-- TASK INPUT start --

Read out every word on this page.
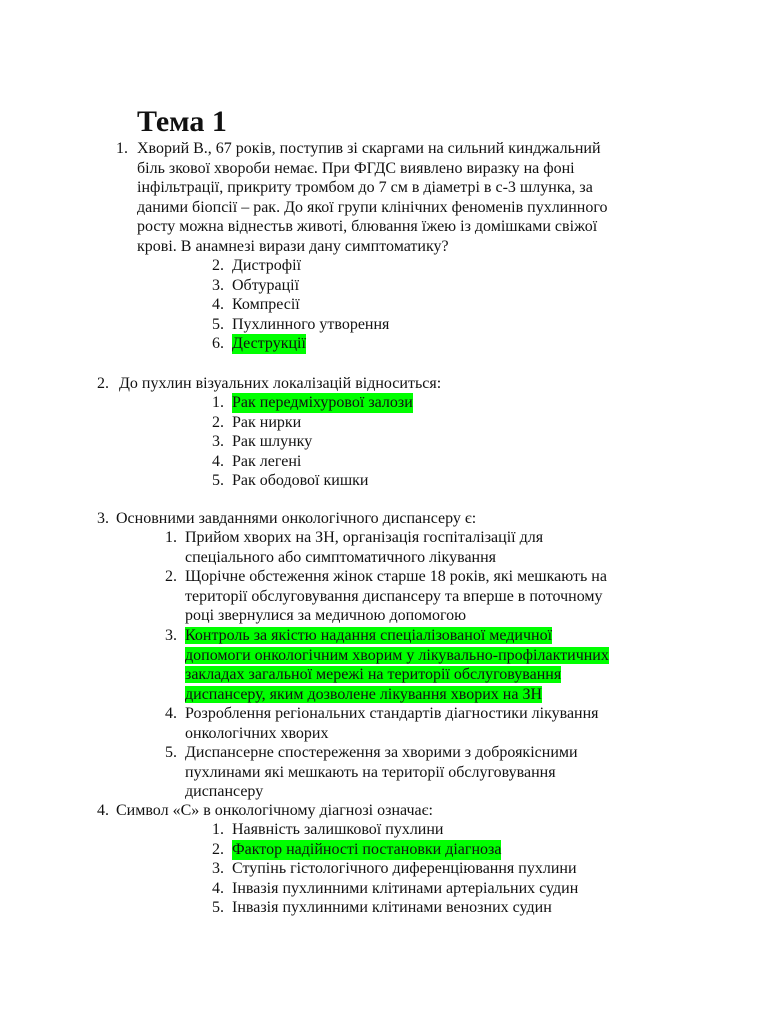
Тема 1
1. Хворий В., 67 років, поступив зі скаргами на сильний кинджальний
біль зкової хвороби немає. При ФГДС виявлено виразку на фоні
інфільтрації, прикриту тромбом до 7 см в діаметрі в с-3 шлунка, за
даними біопсії – рак. До якої групи клінічних феноменів пухлинного
росту можна віднестьв животі, блювання їжею із домішками свіжої
крові. В анамнезі вирази дану симптоматику?
2. Дистрофії
3. Обтурації
4. Компресії
5. Пухлинного утворення
6. Деструкції
2. До пухлин візуальних локалізацій відноситься:
1. Рак передміхурової залози
2. Рак нирки
3. Рак шлунку
4. Рак легені
5. Рак ободової кишки
3. Основними завданнями онкологічного диспансеру є:
1. Прийом хворих на ЗН, організація госпіталізації для
спеціального або симптоматичного лікування
2. Щорічне обстеження жінок старше 18 років, які мешкають на
території обслуговування диспансеру та вперше в поточному
році звернулися за медичною допомогою
3. Контроль за якістю надання спеціалізованої медичної
допомоги онкологічним хворим у лікувально-профілактичних
закладах загальної мережі на території обслуговування
диспансеру, яким дозволене лікування хворих на ЗН
4. Розроблення регіональних стандартів діагностики лікування
онкологічних хворих
5. Диспансерне спостереження за хворими з доброякісними
пухлинами які мешкають на території обслуговування
диспансеру
4. Символ «С» в онкологічному діагнозі означає:
1. Наявність залишкової пухлини
2. Фактор надійності постановки діагноза
3. Ступінь гістологічного диференціювання пухлини
4. Інвазія пухлинними клітинами артеріальних судин
5. Інвазія пухлинними клітинами венозних судин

-- TASK INPUT end --

Pick out the lines containing the string "клітинами" and show them.

§ TASK ANSWER:
4. Інвазія пухлинними клітинами артеріальних судин
5. Інвазія пухлинними клітинами венозних судин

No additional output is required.